──────── Input ────────

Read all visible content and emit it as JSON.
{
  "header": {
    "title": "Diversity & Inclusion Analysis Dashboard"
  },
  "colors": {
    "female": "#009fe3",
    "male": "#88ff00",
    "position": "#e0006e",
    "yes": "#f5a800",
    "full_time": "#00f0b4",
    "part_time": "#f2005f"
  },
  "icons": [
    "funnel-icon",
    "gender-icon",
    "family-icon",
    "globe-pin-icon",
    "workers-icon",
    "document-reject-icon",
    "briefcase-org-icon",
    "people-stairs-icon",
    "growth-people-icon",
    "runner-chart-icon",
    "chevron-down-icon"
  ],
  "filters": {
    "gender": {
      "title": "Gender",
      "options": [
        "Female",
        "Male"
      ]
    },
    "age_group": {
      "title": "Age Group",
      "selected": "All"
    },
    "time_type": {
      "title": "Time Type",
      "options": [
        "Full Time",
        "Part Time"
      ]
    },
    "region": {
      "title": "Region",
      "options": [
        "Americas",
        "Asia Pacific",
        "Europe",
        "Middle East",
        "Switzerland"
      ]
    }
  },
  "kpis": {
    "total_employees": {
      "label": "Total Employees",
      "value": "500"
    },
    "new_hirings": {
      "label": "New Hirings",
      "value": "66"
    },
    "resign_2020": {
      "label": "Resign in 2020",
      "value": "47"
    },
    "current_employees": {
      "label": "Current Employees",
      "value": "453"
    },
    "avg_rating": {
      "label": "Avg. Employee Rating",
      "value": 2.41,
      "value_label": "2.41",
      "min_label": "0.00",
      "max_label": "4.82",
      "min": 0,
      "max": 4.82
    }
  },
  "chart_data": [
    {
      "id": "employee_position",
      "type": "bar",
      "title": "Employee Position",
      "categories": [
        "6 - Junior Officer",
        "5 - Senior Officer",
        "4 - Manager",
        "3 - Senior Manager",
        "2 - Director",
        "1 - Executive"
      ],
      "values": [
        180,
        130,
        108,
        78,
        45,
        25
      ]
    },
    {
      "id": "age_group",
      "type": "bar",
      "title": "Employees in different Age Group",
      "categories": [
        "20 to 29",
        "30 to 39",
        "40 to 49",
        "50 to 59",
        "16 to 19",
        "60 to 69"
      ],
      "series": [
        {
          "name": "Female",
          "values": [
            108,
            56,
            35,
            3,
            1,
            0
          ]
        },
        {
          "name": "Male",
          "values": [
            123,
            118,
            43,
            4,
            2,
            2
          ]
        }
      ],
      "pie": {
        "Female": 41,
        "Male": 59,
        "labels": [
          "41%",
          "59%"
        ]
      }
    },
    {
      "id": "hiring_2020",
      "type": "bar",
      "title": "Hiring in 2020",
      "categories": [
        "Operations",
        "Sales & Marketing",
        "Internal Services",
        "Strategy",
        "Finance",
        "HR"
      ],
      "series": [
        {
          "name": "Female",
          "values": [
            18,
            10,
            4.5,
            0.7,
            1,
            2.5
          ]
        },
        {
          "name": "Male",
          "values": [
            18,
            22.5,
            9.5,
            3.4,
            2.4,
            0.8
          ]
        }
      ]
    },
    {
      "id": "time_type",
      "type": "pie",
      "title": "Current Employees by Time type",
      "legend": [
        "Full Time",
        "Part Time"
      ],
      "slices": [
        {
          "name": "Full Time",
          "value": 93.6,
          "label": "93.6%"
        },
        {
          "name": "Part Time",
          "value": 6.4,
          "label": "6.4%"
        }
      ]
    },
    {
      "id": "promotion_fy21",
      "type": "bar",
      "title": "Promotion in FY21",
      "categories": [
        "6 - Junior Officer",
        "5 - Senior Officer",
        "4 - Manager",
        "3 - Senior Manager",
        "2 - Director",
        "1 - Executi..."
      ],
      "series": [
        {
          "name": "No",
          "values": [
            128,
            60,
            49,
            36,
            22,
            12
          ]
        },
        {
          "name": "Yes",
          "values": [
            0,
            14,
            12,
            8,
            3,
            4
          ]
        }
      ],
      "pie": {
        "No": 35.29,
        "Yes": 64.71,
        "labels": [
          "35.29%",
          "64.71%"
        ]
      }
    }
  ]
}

────────

What is being asked:
Search the data for "title". Copy every matching line.

Task response:
    "title": "Diversity & Inclusion Analysis Dashboard"
      "title": "Gender",
      "title": "Age Group",
      "title": "Time Type",
      "title": "Region",
      "title": "Employee Position",
      "title": "Employees in different Age Group",
      "title": "Hiring in 2020",
      "title": "Current Employees by Time type",
      "title": "Promotion in FY21",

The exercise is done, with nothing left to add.